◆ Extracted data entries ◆
________________________

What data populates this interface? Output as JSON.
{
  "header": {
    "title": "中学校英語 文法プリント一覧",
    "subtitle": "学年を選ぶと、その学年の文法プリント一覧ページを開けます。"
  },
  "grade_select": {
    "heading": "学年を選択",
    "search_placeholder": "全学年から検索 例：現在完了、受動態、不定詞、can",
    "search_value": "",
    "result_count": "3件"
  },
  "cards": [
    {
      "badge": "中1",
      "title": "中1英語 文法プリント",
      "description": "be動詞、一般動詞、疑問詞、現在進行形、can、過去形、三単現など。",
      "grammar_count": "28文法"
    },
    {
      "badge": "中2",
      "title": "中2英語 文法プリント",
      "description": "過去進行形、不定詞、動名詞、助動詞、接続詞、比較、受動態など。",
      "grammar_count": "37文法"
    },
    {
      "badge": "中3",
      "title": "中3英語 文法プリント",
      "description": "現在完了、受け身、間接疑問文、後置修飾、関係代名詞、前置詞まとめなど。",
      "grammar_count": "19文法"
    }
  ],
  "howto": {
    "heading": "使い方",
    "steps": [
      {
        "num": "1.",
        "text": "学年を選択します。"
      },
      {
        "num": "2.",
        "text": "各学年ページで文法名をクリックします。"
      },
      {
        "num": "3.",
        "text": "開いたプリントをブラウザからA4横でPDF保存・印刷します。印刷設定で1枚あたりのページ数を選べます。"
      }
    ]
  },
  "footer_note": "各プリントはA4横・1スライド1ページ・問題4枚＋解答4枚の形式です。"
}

________________________

◆ Set task ◆
Restate every line of the data word for word.

◆ Correct result ◆
What data populates this interface? Output as JSON.
{
  "header": {
    "title": "中学校英語 文法プリント一覧",
    "subtitle": "学年を選ぶと、その学年の文法プリント一覧ページを開けます。"
  },
  "grade_select": {
    "heading": "学年を選択",
    "search_placeholder": "全学年から検索 例：現在完了、受動態、不定詞、can",
    "search_value": "",
    "result_count": "3件"
  },
  "cards": [
    {
      "badge": "中1",
      "title": "中1英語 文法プリント",
      "description": "be動詞、一般動詞、疑問詞、現在進行形、can、過去形、三単現など。",
      "grammar_count": "28文法"
    },
    {
      "badge": "中2",
      "title": "中2英語 文法プリント",
      "description": "過去進行形、不定詞、動名詞、助動詞、接続詞、比較、受動態など。",
      "grammar_count": "37文法"
    },
    {
      "badge": "中3",
      "title": "中3英語 文法プリント",
      "description": "現在完了、受け身、間接疑問文、後置修飾、関係代名詞、前置詞まとめなど。",
      "grammar_count": "19文法"
    }
  ],
  "howto": {
    "heading": "使い方",
    "steps": [
      {
        "num": "1.",
        "text": "学年を選択します。"
      },
      {
        "num": "2.",
        "text": "各学年ページで文法名をクリックします。"
      },
      {
        "num": "3.",
        "text": "開いたプリントをブラウザからA4横でPDF保存・印刷します。印刷設定で1枚あたりのページ数を選べます。"
      }
    ]
  },
  "footer_note": "各プリントはA4横・1スライド1ページ・問題4枚＋解答4枚の形式です。"
}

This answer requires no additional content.